— START Exercise data —
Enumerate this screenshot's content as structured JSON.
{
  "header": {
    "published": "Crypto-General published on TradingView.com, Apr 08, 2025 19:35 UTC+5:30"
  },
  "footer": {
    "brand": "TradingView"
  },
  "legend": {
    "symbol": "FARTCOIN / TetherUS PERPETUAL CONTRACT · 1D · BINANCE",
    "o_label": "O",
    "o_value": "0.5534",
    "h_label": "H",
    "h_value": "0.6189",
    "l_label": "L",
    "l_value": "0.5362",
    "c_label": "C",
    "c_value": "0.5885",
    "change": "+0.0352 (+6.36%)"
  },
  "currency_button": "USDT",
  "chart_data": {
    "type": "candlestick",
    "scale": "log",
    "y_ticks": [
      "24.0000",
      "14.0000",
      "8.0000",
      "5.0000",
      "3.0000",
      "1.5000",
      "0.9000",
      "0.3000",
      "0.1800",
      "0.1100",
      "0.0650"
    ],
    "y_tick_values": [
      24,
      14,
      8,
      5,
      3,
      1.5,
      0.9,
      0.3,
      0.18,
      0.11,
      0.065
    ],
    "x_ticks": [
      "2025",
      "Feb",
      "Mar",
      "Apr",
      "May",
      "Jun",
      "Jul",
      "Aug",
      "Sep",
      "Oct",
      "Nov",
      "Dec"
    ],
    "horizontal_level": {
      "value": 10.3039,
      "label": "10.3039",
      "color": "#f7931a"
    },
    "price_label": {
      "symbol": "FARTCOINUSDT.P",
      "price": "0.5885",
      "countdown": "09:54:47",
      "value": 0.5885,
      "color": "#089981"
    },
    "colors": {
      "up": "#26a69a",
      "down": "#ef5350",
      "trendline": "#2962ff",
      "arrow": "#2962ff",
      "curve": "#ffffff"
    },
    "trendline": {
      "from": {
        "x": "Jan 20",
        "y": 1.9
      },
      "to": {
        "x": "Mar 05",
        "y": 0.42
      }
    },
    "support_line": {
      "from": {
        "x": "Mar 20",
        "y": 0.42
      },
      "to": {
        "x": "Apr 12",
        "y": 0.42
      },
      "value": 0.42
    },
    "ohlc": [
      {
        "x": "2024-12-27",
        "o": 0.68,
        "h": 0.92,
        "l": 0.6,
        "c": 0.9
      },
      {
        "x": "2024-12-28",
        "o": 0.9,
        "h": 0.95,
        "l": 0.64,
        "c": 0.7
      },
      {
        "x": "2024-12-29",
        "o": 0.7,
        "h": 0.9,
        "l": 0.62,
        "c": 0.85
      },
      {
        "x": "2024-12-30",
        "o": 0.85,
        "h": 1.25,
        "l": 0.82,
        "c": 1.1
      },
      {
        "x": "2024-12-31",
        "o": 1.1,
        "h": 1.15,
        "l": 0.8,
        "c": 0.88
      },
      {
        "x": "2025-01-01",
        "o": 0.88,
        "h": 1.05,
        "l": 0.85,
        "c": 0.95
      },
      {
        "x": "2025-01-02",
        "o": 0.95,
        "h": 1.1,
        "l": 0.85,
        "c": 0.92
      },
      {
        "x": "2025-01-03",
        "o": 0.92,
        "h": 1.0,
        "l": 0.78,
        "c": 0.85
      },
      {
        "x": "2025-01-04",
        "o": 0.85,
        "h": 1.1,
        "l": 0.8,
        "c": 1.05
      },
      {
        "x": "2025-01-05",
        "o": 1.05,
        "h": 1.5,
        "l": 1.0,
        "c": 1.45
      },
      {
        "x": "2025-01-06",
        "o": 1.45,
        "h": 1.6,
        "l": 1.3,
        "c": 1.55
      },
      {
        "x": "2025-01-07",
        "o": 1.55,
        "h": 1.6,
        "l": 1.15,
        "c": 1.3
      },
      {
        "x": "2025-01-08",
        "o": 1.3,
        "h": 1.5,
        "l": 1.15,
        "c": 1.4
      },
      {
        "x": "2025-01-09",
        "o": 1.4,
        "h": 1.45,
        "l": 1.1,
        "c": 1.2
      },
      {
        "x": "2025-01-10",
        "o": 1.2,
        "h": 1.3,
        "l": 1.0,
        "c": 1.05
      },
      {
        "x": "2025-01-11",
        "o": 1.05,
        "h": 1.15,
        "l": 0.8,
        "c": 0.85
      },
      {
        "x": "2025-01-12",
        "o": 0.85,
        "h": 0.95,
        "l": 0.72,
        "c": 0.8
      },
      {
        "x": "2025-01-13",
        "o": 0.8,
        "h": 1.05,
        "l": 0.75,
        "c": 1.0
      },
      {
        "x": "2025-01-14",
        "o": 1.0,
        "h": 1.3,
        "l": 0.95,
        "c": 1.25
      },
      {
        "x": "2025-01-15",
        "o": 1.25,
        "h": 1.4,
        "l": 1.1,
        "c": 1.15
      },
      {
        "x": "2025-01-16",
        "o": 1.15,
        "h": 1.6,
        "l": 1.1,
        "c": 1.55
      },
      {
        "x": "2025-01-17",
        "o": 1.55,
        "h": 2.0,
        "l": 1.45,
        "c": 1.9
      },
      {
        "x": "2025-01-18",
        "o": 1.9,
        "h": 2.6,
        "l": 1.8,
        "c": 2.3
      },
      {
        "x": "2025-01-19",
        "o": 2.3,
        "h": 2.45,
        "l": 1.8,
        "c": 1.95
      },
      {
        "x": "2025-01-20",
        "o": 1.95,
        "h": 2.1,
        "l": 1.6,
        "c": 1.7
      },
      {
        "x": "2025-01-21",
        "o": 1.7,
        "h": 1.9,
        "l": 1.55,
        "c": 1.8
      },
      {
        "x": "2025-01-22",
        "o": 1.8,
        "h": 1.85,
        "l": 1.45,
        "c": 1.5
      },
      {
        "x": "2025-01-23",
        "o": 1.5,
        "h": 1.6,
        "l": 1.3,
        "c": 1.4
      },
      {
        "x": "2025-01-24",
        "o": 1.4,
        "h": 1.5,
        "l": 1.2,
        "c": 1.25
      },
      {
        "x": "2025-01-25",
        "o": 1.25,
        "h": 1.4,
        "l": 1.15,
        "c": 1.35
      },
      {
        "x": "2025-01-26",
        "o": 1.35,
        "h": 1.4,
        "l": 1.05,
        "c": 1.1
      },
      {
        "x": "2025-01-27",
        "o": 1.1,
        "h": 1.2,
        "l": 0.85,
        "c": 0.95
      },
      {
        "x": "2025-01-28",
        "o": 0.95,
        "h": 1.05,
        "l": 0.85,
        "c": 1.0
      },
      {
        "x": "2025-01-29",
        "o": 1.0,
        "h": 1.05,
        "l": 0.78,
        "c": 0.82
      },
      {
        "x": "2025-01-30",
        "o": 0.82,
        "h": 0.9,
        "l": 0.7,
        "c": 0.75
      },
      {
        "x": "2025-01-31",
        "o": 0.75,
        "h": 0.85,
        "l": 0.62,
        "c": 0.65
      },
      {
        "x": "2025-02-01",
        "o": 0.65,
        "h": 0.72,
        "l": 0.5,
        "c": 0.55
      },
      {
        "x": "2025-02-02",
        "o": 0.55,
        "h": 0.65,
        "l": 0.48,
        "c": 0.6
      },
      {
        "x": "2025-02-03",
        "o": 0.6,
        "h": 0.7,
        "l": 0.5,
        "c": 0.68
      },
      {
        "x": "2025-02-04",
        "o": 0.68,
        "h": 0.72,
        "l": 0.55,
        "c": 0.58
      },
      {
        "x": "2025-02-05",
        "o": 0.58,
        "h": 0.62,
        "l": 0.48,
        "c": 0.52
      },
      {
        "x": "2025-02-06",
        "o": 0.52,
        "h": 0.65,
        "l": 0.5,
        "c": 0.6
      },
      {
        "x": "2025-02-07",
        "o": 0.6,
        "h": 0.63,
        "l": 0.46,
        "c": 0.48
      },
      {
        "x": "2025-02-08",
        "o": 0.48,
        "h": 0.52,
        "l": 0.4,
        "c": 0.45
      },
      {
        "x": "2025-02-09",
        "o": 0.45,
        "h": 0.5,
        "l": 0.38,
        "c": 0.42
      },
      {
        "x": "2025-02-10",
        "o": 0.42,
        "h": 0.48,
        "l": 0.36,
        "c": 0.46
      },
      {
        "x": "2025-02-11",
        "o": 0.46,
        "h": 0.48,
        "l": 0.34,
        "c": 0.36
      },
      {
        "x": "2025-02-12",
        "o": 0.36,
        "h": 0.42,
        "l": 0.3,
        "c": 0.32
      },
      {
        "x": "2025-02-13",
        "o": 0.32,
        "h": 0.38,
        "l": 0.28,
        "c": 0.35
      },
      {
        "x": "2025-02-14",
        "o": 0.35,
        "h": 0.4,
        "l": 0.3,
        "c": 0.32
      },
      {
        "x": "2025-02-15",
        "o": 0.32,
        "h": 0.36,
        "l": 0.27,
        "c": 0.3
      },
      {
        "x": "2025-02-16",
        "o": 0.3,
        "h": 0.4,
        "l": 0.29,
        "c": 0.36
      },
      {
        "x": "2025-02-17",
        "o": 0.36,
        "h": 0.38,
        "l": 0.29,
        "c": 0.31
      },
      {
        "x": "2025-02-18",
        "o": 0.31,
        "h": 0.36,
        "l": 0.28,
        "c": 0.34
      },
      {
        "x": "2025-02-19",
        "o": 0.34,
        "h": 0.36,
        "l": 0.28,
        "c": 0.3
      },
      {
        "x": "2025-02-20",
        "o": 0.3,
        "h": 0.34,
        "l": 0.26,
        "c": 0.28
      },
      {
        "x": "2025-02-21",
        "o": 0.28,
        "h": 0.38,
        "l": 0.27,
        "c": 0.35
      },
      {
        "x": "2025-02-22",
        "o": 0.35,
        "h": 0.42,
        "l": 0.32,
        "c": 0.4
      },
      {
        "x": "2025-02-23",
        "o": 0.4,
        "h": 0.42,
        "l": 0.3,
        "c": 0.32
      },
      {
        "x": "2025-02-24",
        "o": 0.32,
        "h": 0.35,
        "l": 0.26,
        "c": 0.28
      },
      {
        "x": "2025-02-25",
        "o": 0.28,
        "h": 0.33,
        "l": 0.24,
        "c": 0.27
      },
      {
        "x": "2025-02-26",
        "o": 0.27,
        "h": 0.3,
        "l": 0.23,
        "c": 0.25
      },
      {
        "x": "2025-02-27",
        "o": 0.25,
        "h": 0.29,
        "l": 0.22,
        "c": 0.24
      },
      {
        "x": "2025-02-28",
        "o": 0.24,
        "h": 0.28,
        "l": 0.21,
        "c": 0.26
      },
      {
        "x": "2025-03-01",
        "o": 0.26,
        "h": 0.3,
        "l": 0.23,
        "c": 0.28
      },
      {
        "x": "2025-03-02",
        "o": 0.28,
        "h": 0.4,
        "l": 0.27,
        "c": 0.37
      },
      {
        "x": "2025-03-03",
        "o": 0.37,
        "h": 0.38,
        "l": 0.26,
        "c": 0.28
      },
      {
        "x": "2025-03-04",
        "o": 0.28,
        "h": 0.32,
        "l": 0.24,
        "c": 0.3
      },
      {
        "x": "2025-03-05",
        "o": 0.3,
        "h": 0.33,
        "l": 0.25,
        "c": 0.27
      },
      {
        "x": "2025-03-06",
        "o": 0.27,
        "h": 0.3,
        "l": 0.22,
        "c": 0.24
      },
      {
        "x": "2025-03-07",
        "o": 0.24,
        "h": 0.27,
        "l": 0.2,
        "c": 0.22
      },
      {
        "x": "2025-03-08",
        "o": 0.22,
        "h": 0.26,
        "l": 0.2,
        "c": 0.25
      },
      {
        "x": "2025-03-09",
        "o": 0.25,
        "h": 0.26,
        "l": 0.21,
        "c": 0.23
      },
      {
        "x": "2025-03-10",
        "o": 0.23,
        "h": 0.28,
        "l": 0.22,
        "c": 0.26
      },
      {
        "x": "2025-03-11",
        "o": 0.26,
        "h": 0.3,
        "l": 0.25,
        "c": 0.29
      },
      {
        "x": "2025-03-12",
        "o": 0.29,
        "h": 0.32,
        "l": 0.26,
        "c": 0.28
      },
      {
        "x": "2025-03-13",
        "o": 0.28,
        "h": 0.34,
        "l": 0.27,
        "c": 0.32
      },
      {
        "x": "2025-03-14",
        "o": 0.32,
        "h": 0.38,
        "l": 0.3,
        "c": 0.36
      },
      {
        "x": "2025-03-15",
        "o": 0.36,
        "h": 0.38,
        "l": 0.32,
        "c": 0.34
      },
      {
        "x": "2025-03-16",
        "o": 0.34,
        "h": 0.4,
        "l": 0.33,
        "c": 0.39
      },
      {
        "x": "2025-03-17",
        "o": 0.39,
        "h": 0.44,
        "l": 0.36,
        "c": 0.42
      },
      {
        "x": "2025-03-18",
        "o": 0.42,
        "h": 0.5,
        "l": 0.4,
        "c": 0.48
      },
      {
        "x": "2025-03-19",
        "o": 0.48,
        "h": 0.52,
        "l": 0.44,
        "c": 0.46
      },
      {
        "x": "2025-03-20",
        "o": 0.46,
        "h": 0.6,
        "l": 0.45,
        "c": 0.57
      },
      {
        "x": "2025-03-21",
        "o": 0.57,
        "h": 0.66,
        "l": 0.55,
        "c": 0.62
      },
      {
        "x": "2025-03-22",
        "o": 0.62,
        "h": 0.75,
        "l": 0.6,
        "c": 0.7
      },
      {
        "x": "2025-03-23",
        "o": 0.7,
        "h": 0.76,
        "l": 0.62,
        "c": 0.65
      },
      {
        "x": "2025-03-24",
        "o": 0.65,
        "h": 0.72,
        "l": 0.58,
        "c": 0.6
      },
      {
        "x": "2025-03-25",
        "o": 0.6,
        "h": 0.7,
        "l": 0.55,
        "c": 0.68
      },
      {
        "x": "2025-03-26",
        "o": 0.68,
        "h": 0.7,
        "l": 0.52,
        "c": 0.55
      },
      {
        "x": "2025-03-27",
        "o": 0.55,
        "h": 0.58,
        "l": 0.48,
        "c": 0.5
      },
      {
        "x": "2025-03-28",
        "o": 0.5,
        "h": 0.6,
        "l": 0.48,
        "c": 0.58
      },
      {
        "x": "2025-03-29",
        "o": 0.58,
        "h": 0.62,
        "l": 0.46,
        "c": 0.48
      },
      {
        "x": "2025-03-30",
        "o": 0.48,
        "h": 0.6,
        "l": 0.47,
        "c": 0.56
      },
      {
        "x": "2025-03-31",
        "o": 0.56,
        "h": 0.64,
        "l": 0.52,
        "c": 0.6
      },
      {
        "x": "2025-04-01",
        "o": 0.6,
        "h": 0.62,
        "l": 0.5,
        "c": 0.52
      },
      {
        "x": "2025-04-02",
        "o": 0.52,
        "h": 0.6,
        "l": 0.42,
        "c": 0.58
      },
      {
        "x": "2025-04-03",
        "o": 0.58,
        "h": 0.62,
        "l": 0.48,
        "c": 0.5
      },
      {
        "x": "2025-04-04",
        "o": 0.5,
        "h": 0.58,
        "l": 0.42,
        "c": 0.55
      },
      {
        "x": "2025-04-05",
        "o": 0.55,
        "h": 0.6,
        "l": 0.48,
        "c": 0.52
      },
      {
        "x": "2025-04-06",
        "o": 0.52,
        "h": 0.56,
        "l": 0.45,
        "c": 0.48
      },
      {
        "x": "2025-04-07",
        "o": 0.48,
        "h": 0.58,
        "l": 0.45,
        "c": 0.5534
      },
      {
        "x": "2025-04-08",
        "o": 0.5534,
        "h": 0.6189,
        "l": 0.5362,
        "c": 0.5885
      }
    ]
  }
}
— END Exercise data —
Wherever the word "TradingView" occurs in a line of the listing, copy that line.

▶ Exercise output:
    "published": "Crypto-General published on TradingView.com, Apr 08, 2025 19:35 UTC+5:30"
    "brand": "TradingView"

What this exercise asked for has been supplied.